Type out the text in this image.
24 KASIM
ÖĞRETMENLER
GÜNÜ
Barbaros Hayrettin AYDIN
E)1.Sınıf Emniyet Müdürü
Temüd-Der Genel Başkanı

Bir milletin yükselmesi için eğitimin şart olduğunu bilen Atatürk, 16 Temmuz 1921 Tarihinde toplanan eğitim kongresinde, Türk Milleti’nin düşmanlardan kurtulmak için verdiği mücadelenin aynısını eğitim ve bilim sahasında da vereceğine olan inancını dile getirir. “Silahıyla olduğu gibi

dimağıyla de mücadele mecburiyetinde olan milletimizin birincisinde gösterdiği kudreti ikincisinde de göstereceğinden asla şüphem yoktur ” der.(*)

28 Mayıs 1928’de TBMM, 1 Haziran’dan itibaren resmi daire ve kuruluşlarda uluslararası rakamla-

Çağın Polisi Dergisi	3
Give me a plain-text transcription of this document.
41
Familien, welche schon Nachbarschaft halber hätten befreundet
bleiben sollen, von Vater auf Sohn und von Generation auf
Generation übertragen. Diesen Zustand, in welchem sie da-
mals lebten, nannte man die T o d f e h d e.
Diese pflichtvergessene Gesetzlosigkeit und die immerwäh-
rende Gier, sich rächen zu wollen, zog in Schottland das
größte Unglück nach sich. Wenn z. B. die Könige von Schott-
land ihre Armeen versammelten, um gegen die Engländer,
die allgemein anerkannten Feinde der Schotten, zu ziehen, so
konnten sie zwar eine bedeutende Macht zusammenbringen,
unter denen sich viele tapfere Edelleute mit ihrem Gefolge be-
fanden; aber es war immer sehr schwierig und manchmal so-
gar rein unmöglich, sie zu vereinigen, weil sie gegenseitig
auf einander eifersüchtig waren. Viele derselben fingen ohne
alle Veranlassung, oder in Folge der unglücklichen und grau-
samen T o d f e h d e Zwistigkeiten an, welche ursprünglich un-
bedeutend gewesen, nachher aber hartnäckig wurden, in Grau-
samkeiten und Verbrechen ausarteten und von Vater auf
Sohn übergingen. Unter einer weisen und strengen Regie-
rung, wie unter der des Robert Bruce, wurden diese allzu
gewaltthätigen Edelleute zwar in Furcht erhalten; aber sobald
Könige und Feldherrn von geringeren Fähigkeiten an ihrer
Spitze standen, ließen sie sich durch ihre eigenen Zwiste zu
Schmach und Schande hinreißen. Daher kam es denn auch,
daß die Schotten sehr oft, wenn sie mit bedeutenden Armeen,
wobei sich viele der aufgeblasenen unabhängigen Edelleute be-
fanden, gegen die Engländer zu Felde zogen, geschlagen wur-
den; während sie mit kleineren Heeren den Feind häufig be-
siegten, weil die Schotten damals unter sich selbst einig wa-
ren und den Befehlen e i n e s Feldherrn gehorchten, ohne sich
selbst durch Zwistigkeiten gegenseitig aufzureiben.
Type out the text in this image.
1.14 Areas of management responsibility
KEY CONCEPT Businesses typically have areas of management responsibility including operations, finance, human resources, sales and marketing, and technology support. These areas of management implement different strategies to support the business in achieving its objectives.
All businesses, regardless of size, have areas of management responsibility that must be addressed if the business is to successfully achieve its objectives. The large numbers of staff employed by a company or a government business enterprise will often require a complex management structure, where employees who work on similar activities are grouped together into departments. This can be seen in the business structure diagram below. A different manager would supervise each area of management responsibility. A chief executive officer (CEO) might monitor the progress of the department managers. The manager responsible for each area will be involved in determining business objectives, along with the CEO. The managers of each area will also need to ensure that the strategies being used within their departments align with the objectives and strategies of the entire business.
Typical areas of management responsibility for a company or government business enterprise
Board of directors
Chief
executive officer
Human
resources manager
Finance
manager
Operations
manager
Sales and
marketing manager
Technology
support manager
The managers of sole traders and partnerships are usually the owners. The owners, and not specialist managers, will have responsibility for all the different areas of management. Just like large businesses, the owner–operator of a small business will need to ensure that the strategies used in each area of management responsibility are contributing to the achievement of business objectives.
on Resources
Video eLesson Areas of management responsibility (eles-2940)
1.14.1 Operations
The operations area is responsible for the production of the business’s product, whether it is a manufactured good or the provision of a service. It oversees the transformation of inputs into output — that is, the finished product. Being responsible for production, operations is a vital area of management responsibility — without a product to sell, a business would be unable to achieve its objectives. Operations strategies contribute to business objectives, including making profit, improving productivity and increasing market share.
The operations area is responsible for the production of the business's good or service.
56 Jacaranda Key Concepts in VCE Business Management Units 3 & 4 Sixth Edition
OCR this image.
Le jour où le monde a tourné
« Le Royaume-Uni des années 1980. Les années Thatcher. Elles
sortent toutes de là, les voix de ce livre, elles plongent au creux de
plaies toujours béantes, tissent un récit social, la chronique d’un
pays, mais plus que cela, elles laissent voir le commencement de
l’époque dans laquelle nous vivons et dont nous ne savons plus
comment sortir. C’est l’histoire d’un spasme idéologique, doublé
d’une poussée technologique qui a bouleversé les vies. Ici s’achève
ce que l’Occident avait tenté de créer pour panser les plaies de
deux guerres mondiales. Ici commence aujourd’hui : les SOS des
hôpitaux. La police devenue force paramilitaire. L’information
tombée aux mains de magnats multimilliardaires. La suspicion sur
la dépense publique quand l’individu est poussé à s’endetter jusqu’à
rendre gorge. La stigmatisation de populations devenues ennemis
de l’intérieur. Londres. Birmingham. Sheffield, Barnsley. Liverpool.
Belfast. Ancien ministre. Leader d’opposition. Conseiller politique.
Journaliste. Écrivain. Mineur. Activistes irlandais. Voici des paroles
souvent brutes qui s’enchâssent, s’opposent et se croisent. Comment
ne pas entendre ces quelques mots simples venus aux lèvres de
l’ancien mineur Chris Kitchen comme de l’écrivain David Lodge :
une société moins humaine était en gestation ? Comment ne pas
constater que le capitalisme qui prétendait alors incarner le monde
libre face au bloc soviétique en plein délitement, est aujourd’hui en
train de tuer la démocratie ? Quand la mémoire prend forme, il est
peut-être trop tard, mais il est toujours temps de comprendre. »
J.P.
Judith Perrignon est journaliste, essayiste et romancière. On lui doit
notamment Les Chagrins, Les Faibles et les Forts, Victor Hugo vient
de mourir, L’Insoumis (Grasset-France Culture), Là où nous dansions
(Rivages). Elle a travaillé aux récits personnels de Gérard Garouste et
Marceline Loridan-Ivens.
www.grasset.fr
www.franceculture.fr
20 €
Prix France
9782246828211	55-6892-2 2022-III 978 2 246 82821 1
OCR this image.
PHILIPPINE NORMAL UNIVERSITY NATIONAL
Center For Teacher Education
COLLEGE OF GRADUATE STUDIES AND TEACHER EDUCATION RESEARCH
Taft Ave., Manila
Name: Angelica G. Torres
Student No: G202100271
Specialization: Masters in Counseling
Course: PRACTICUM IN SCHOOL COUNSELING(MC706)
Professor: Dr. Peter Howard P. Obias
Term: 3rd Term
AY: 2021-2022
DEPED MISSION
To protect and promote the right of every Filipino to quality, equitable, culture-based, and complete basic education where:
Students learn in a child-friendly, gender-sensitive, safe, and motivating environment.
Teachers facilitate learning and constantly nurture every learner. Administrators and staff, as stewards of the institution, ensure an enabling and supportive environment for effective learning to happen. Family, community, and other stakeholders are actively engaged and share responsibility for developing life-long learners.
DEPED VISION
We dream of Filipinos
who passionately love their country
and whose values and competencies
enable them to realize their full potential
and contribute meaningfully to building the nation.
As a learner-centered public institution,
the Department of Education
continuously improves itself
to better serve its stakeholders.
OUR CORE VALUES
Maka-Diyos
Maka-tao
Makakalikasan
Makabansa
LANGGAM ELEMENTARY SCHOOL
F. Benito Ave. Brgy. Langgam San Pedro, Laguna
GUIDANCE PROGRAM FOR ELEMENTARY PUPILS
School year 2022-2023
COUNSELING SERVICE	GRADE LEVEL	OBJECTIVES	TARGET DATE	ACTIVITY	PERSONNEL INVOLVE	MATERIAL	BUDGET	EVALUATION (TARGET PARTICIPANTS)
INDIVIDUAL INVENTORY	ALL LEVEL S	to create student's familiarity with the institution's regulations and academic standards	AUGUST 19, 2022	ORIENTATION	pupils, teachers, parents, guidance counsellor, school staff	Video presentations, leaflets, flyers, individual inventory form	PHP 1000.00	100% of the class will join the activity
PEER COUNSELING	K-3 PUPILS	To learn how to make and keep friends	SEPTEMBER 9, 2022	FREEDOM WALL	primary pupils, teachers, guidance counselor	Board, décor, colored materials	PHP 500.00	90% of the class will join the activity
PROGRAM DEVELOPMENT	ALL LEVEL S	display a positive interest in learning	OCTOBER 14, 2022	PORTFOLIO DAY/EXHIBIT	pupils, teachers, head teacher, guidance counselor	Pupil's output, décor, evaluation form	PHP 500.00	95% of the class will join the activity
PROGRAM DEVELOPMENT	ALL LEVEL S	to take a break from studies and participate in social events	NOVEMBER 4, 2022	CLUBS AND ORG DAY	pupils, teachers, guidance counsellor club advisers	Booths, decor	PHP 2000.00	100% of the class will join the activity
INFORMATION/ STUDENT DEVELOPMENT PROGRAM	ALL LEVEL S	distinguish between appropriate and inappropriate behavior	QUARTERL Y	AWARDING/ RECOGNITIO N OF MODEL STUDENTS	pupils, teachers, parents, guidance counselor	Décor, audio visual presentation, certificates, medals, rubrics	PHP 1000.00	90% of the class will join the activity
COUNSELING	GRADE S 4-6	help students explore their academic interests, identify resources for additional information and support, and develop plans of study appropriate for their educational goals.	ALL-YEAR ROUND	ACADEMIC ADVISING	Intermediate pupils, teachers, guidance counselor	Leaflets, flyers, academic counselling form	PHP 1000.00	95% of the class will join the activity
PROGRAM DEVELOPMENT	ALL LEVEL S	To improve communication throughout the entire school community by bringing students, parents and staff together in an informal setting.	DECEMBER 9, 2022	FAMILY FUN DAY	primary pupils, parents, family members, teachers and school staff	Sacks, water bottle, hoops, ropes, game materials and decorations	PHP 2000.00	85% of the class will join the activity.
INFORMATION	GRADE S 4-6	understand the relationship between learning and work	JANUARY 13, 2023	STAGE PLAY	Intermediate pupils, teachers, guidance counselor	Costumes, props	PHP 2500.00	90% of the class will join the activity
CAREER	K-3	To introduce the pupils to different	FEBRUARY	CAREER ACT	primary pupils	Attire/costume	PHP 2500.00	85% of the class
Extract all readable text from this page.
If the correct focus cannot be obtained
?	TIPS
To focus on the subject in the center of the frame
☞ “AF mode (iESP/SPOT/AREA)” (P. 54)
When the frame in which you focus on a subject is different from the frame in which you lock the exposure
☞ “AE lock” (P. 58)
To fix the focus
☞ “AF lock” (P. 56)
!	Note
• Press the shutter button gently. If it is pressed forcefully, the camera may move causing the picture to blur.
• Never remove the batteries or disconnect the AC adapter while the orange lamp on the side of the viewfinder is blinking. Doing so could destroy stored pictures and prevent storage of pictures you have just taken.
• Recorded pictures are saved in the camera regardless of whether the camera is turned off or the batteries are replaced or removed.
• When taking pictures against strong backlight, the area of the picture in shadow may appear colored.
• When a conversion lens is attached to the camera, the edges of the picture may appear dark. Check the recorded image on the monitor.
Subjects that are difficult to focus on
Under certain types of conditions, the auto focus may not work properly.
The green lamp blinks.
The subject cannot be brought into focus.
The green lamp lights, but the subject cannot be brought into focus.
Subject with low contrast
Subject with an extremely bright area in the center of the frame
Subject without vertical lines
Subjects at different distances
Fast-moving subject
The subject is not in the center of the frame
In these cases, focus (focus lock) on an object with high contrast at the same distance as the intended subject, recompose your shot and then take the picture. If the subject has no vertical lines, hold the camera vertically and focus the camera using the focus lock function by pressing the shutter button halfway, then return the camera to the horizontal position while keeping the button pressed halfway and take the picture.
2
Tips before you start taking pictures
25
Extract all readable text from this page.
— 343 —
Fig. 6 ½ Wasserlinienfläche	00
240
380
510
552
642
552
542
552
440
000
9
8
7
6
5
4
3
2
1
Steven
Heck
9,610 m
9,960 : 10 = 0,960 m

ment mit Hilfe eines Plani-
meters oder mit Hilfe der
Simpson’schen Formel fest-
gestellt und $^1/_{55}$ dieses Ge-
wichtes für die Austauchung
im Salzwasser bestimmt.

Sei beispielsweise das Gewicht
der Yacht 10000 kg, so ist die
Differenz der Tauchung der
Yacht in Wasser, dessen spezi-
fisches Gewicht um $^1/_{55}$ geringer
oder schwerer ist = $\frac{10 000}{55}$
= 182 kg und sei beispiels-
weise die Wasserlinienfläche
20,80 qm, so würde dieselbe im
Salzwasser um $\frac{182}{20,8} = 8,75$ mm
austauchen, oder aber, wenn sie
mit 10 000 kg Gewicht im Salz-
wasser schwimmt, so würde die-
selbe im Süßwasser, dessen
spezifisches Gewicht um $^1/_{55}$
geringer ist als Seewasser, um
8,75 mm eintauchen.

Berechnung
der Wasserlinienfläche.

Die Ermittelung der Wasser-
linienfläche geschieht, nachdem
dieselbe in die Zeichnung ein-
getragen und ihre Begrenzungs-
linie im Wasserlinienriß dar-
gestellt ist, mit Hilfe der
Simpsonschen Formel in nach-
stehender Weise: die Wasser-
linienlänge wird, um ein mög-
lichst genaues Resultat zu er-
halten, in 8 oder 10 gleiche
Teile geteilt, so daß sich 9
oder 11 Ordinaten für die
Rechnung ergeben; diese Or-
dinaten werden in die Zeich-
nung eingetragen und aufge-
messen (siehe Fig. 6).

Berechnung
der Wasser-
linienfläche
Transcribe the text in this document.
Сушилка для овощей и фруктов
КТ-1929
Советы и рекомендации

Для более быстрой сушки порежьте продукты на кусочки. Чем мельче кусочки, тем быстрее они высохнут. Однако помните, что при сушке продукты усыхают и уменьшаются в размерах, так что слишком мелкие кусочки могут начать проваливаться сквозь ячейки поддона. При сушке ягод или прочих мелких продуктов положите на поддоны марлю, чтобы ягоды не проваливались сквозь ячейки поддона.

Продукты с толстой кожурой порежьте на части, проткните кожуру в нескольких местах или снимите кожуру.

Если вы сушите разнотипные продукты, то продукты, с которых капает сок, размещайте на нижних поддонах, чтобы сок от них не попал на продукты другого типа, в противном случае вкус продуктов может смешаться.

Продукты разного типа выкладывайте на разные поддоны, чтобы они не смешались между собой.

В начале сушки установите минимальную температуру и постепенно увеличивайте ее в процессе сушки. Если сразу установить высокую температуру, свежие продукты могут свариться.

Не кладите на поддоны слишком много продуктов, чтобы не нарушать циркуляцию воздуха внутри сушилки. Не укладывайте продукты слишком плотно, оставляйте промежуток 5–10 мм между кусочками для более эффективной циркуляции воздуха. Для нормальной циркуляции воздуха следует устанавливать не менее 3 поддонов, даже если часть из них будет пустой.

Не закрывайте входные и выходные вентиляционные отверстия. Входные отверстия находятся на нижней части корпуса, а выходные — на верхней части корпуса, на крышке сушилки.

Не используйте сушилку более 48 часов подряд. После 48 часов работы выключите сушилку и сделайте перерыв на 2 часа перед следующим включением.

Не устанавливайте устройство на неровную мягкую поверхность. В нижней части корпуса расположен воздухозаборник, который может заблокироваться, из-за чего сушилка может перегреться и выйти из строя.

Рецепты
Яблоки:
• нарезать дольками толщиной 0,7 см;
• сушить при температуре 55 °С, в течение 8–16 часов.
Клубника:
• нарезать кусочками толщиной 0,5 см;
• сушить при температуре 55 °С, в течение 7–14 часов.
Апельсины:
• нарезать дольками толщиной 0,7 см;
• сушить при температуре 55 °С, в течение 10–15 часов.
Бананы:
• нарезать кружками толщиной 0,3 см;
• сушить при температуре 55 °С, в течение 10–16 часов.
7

■ WHAT THE TASK ASKS ■
Copy each line of the preceding data that contains the string "кусочками".

■ ANSWER TO THE PROBLEM ■
Не кладите на поддоны слишком много продуктов, чтобы не нарушать циркуляцию воздуха внутри сушилки. Не укладывайте продукты слишком плотно, оставляйте промежуток 5–10 мм между кусочками для более эффективной циркуляции воздуха. Для нормальной циркуляции воздуха следует устанавливать не менее 3 поддонов, даже если часть из них будет пустой.
• нарезать кусочками толщиной 0,5 см;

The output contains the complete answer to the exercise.